#### Stated goal:
Find the lines below that contain the string "公民道德建设实施纲要". Copy each one.
** START Data extract **
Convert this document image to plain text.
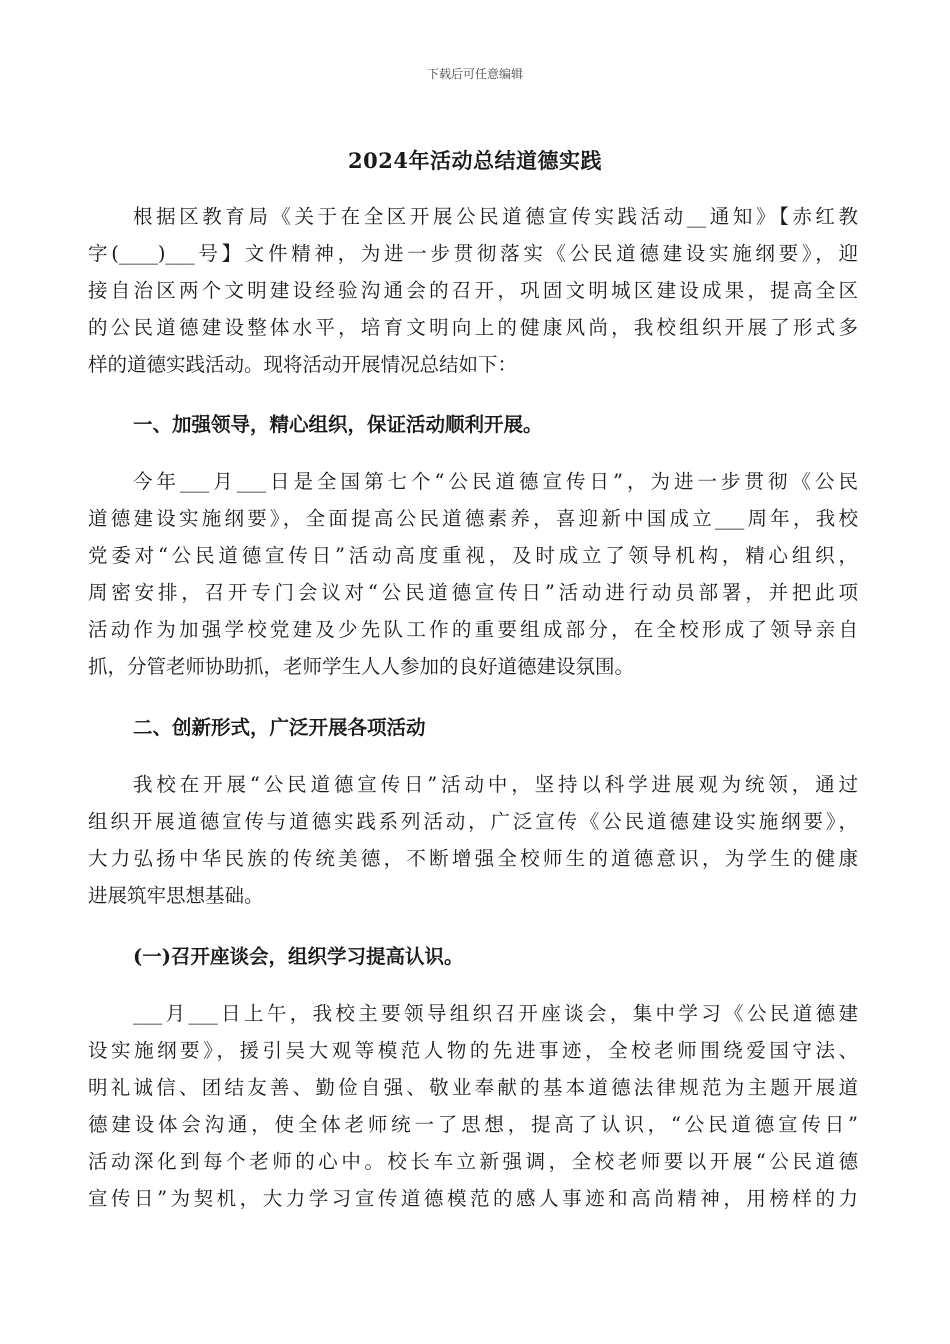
下载后可任意编辑
2024年活动总结道德实践
根据区教育局《关于在全区开展公民道德宣传实践活动__通知》【赤红教
字(____)___号】文件精神，为进一步贯彻落实《公民道德建设实施纲要》，迎
接自治区两个文明建设经验沟通会的召开，巩固文明城区建设成果，提高全区
的公民道德建设整体水平，培育文明向上的健康风尚，我校组织开展了形式多
样的道德实践活动。现将活动开展情况总结如下：
一、加强领导，精心组织，保证活动顺利开展。
今年___月___日是全国第七个“公民道德宣传日”，为进一步贯彻《公民
道德建设实施纲要》，全面提高公民道德素养，喜迎新中国成立___周年，我校
党委对“公民道德宣传日”活动高度重视，及时成立了领导机构，精心组织，
周密安排，召开专门会议对“公民道德宣传日”活动进行动员部署，并把此项
活动作为加强学校党建及少先队工作的重要组成部分，在全校形成了领导亲自
抓，分管老师协助抓，老师学生人人参加的良好道德建设氛围。
二、创新形式，广泛开展各项活动
我校在开展“公民道德宣传日”活动中，坚持以科学进展观为统领，通过
组织开展道德宣传与道德实践系列活动，广泛宣传《公民道德建设实施纲要》，
大力弘扬中华民族的传统美德，不断增强全校师生的道德意识，为学生的健康
进展筑牢思想基础。
(一)召开座谈会，组织学习提高认识。
___月___日上午，我校主要领导组织召开座谈会，集中学习《公民道德建
设实施纲要》，援引吴大观等模范人物的先进事迹，全校老师围绕爱国守法、
明礼诚信、团结友善、勤俭自强、敬业奉献的基本道德法律规范为主题开展道
德建设体会沟通，使全体老师统一了思想，提高了认识，“公民道德宣传日”
活动深化到每个老师的心中。校长车立新强调，全校老师要以开展“公民道德
宣传日”为契机，大力学习宣传道德模范的感人事迹和高尚精神，用榜样的力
** END Data extract **
#### Full solution:
字(____)___号】文件精神，为进一步贯彻落实《公民道德建设实施纲要》，迎
组织开展道德宣传与道德实践系列活动，广泛宣传《公民道德建设实施纲要》，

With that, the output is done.